What is expected -> Go through the entries below and print each one exactly, leaving out pictures.

Stored records
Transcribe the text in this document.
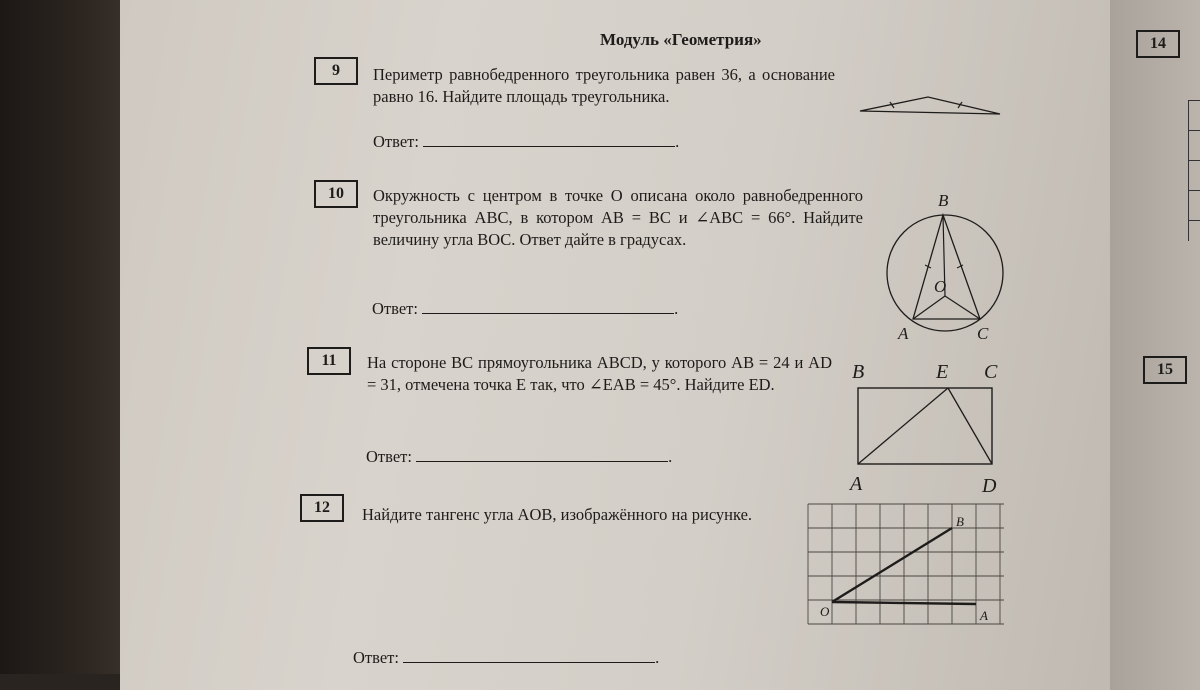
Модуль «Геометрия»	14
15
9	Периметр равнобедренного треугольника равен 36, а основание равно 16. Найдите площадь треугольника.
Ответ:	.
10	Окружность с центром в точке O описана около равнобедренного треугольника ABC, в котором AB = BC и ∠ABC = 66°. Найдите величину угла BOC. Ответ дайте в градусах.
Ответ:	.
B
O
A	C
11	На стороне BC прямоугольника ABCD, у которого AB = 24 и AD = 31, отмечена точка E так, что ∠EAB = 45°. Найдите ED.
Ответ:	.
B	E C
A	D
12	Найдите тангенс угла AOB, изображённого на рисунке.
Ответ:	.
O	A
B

Response to this task ->
Transcribe the text in this document.
Модуль «Геометрия»	14
15
9	Периметр равнобедренного треугольника равен 36, а основание равно 16. Найдите площадь треугольника.
Ответ:	.
10	Окружность с центром в точке O описана около равнобедренного треугольника ABC, в котором AB = BC и ∠ABC = 66°. Найдите величину угла BOC. Ответ дайте в градусах.
Ответ:	.
B
O
A	C
11	На стороне BC прямоугольника ABCD, у которого AB = 24 и AD = 31, отмечена точка E так, что ∠EAB = 45°. Найдите ED.
Ответ:	.
B	E C
A	D
12	Найдите тангенс угла AOB, изображённого на рисунке.
Ответ:	.
O	A
B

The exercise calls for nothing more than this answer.